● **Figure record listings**
--------------------------------
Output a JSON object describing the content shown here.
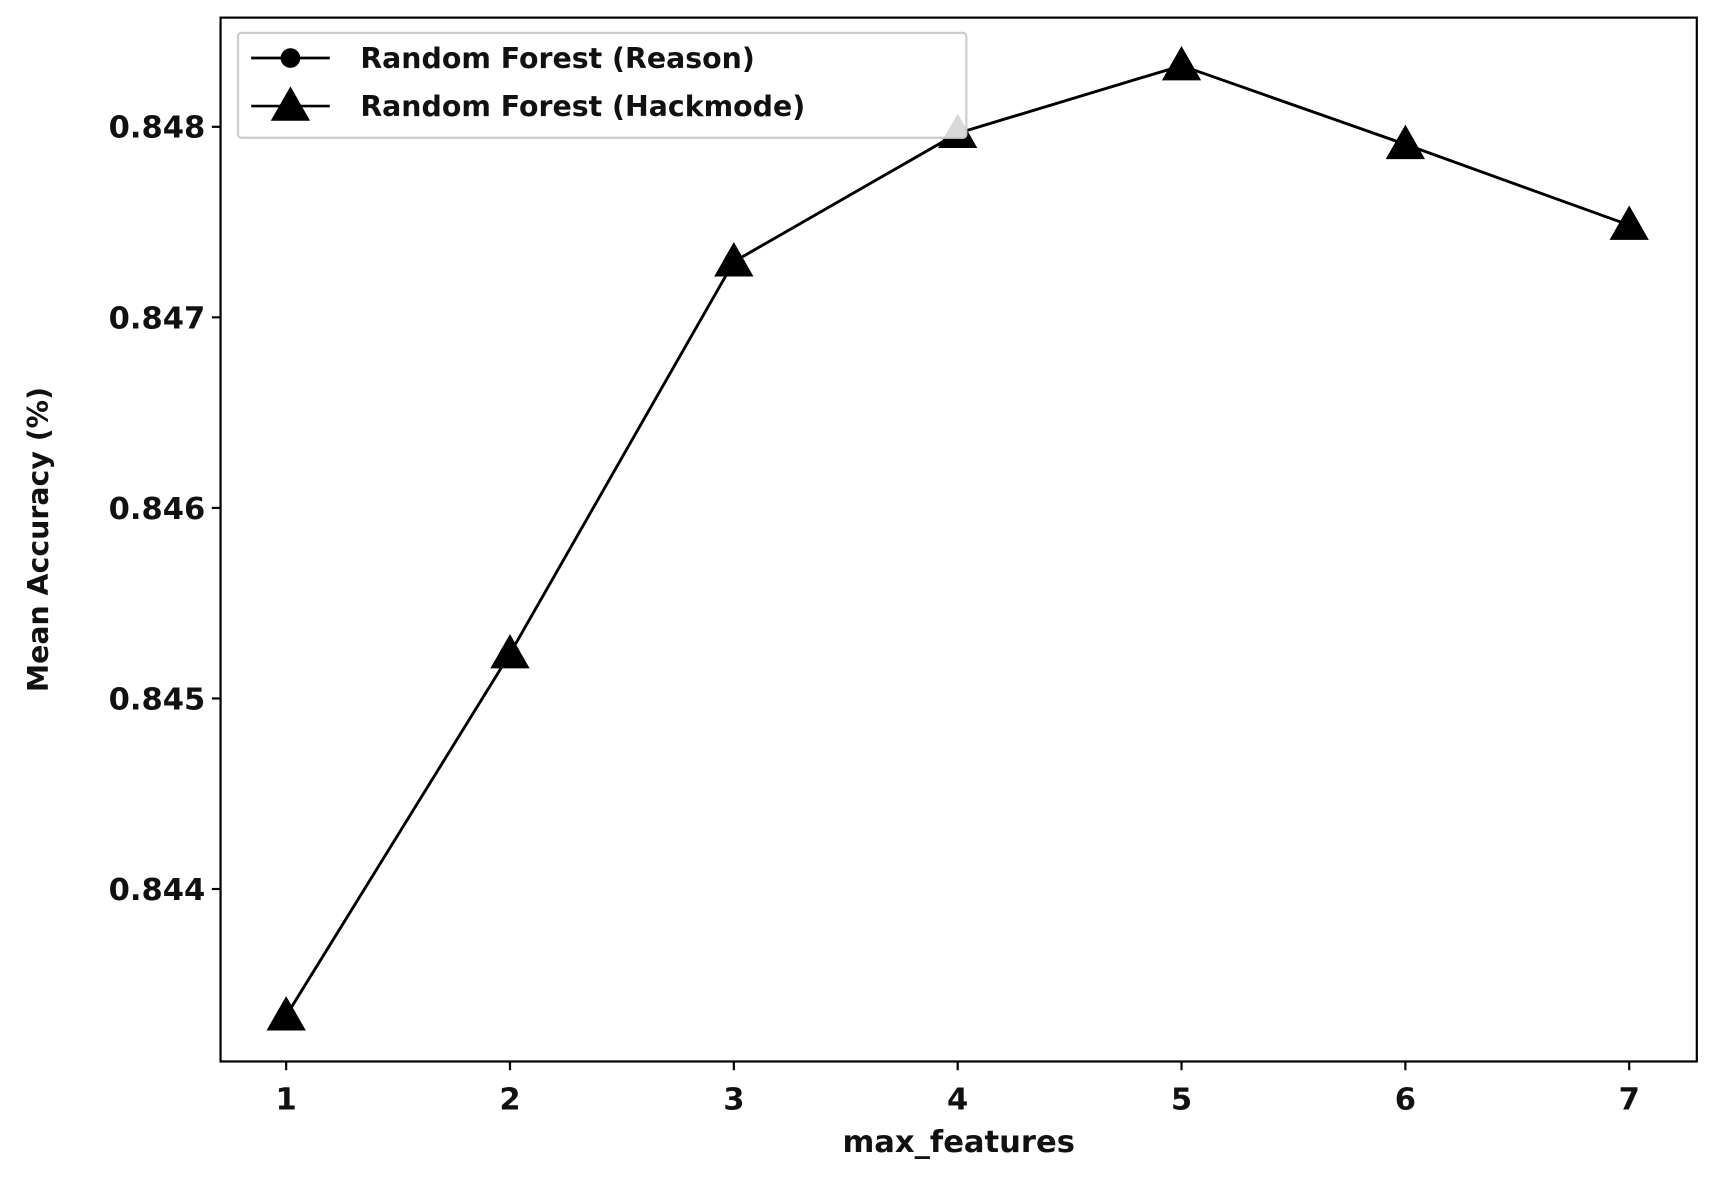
{
  "chart_data": {
    "type": "line",
    "xlabel": "max_features",
    "ylabel": "Mean Accuracy (%)",
    "x": [
      1,
      2,
      3,
      4,
      5,
      6,
      7
    ],
    "series": [
      {
        "name": "Random Forest (Reason)",
        "color": "#000000",
        "marker": "circle",
        "values": [
          0.843335,
          0.845235,
          0.847292,
          0.847966,
          0.848321,
          0.847908,
          0.847484
        ]
      },
      {
        "name": "Random Forest (Hackmode)",
        "color": "#000000",
        "marker": "triangle",
        "values": [
          0.843335,
          0.845235,
          0.847292,
          0.847966,
          0.848321,
          0.847908,
          0.847484
        ]
      }
    ],
    "xlim": [
      0.707,
      7.302
    ],
    "ylim": [
      0.843095,
      0.848573
    ],
    "xticks": [
      1,
      2,
      3,
      4,
      5,
      6,
      7
    ],
    "yticks": [
      0.844,
      0.845,
      0.846,
      0.847,
      0.848
    ],
    "grid": false,
    "legend": "upper left"
  }
}
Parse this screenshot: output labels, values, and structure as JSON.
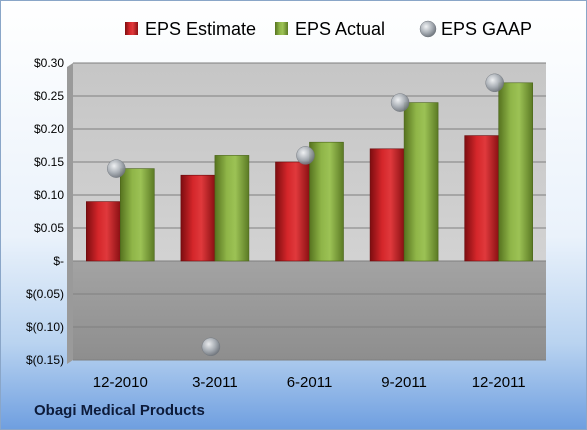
{
  "company": "Obagi Medical Products",
  "chart_data": {
    "type": "bar",
    "categories": [
      "12-2010",
      "3-2011",
      "6-2011",
      "9-2011",
      "12-2011"
    ],
    "series": [
      {
        "name": "EPS Estimate",
        "type": "bar",
        "color": "#c0161a",
        "values": [
          0.09,
          0.13,
          0.15,
          0.17,
          0.19
        ]
      },
      {
        "name": "EPS Actual",
        "type": "bar",
        "color": "#7ea33a",
        "values": [
          0.14,
          0.16,
          0.18,
          0.24,
          0.27
        ]
      },
      {
        "name": "EPS GAAP",
        "type": "scatter",
        "color": "#aab0b8",
        "values": [
          0.14,
          -0.13,
          0.16,
          0.24,
          0.27
        ]
      }
    ],
    "ylim": [
      -0.15,
      0.3
    ],
    "yticks": [
      0.3,
      0.25,
      0.2,
      0.15,
      0.1,
      0.05,
      0.0,
      -0.05,
      -0.1,
      -0.15
    ],
    "ytick_labels": [
      "$0.30",
      "$0.25",
      "$0.20",
      "$0.15",
      "$0.10",
      "$0.05",
      "$-",
      "$(0.05)",
      "$(0.10)",
      "$(0.15)"
    ],
    "grid": true,
    "legend_position": "top"
  }
}
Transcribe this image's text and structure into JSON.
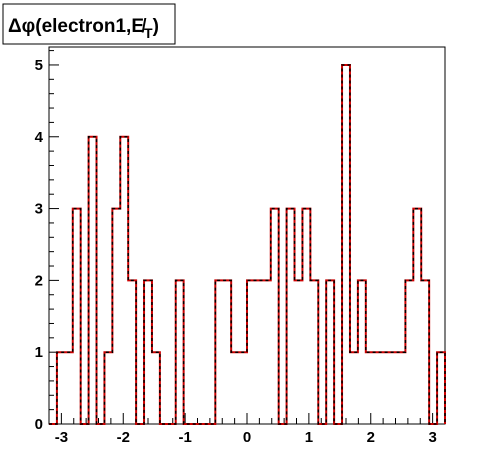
{
  "chart_data": {
    "type": "histogram",
    "title": "Δφ(electron1,E̸T)",
    "title_parts": {
      "symbol": "Δφ",
      "text": "(electron1,",
      "met": "E̸",
      "subscript": "T",
      "close": ")"
    },
    "xlabel": "",
    "ylabel": "",
    "xlim": [
      -3.2,
      3.2
    ],
    "ylim": [
      0,
      5.25
    ],
    "x_ticks": [
      -3,
      -2,
      -1,
      0,
      1,
      2,
      3
    ],
    "x_tick_labels": [
      "-3",
      "-2",
      "-1",
      "0",
      "1",
      "2",
      "3"
    ],
    "y_ticks": [
      0,
      1,
      2,
      3,
      4,
      5
    ],
    "y_tick_labels": [
      "0",
      "1",
      "2",
      "3",
      "4",
      "5"
    ],
    "bin_edges_start": -3.2,
    "bin_width": 0.128,
    "bin_values": [
      0,
      1,
      1,
      3,
      0,
      4,
      0,
      1,
      3,
      4,
      2,
      0,
      2,
      1,
      0,
      0,
      2,
      0,
      0,
      0,
      0,
      2,
      2,
      1,
      1,
      2,
      2,
      2,
      3,
      0,
      3,
      2,
      3,
      2,
      0,
      2,
      0,
      5,
      1,
      2,
      1,
      1,
      1,
      1,
      1,
      2,
      3,
      2,
      0,
      1
    ],
    "grid": false,
    "legend": "none",
    "series": [
      {
        "style": "solid",
        "color": "#cc0000"
      },
      {
        "style": "dashed",
        "color": "#000000"
      }
    ]
  }
}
--------------------------------
● **What is expected**
Filter for "structure". Return all lines that hold it.

● **Response**
Parse this screenshot: output labels, values, and structure as JSON.
Transcribe this image's text and structure into JSON.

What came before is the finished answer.